Copy out the entries in full and with complete accuracy; pictures are excluded.

%%

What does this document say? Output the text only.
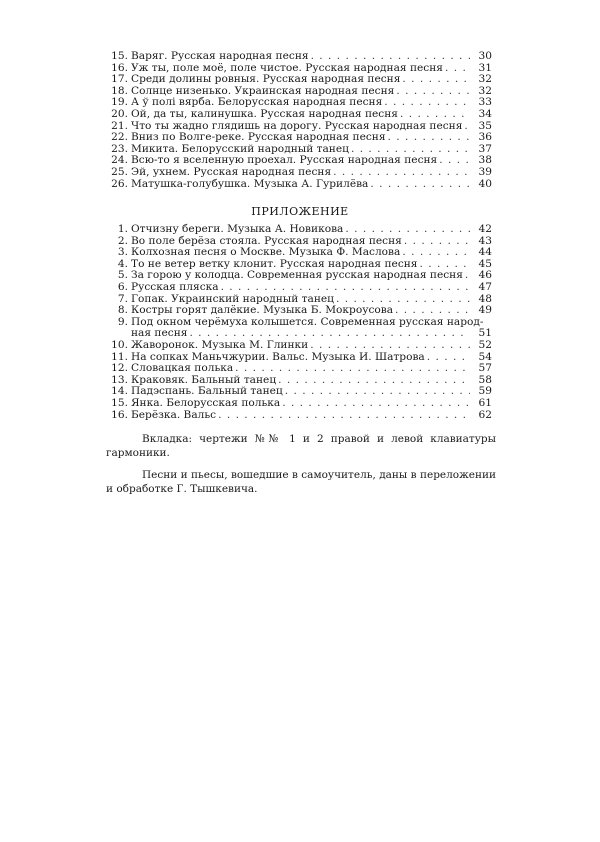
15. Варяг. Русская народная песня . . .	30
16. Уж ты, поле моё, поле чистое. Русская народная песня . . .	31
17. Среди долины ровныя. Русская народная песня . . .	32
18. Солнце низенько. Украинская народная песня . . .	32
19. А ў полі вярба. Белорусская народная песня . . .	33
20. Ой, да ты, калинушка. Русская народная песня . . .	34
21. Что ты жадно глядишь на дорогу. Русская народная песня . . .	35
22. Вниз по Волге-реке. Русская народная песня . . .	36
23. Микита. Белорусский народный танец . . .	37
24. Всю-то я вселенную проехал. Русская народная песня . . .	38
25. Эй, ухнем. Русская народная песня . . .	39
26. Матушка-голубушка. Музыка А. Гурилёва . . .	40
ПРИЛОЖЕНИЕ
1. Отчизну береги. Музыка А. Новикова . . .	42
2. Во поле берёза стояла. Русская народная песня . . .	43
3. Колхозная песня о Москве. Музыка Ф. Маслова . . .	44
4. То не ветер ветку клонит. Русская народная песня . . .	45
5. За горою у колодца. Современная русская народная песня . . .	46
6. Русская пляска . . .	47
7. Гопак. Украинский народный танец . . .	48
8. Костры горят далёкие. Музыка Б. Мокроусова . . .	49
9. Под окном черёмуха колышется. Современная русская народ-
ная песня . . .	51
10. Жаворонок. Музыка М. Глинки . . .	52
11. На сопках Маньчжурии. Вальс. Музыка И. Шатрова . . .	54
12. Словацкая полька . . .	57
13. Краковяк. Бальный танец . . .	58
14. Падэспань. Бальный танец . . .	59
15. Янка. Белорусская полька . . .	61
16. Берёзка. Вальс . . .	62

Вкладка: чертежи №№ 1 и 2 правой и левой клавиатуры гармоники.

Песни и пьесы, вошедшие в самоучитель, даны в переложении и обработке Г. Тышкевича.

%%

[Exercise response]
What does this document say? Output the text only.
15. Варяг. Русская народная песня . . .	30
16. Уж ты, поле моё, поле чистое. Русская народная песня . . .	31
17. Среди долины ровныя. Русская народная песня . . .	32
18. Солнце низенько. Украинская народная песня . . .	32
19. А ў полі вярба. Белорусская народная песня . . .	33
20. Ой, да ты, калинушка. Русская народная песня . . .	34
21. Что ты жадно глядишь на дорогу. Русская народная песня . . .	35
22. Вниз по Волге-реке. Русская народная песня . . .	36
23. Микита. Белорусский народный танец . . .	37
24. Всю-то я вселенную проехал. Русская народная песня . . .	38
25. Эй, ухнем. Русская народная песня . . .	39
26. Матушка-голубушка. Музыка А. Гурилёва . . .	40
ПРИЛОЖЕНИЕ
1. Отчизну береги. Музыка А. Новикова . . .	42
2. Во поле берёза стояла. Русская народная песня . . .	43
3. Колхозная песня о Москве. Музыка Ф. Маслова . . .	44
4. То не ветер ветку клонит. Русская народная песня . . .	45
5. За горою у колодца. Современная русская народная песня . . .	46
6. Русская пляска . . .	47
7. Гопак. Украинский народный танец . . .	48
8. Костры горят далёкие. Музыка Б. Мокроусова . . .	49
9. Под окном черёмуха колышется. Современная русская народ-
ная песня . . .	51
10. Жаворонок. Музыка М. Глинки . . .	52
11. На сопках Маньчжурии. Вальс. Музыка И. Шатрова . . .	54
12. Словацкая полька . . .	57
13. Краковяк. Бальный танец . . .	58
14. Падэспань. Бальный танец . . .	59
15. Янка. Белорусская полька . . .	61
16. Берёзка. Вальс . . .	62

Вкладка: чертежи №№ 1 и 2 правой и левой клавиатуры гармоники.

Песни и пьесы, вошедшие в самоучитель, даны в переложении и обработке Г. Тышкевича.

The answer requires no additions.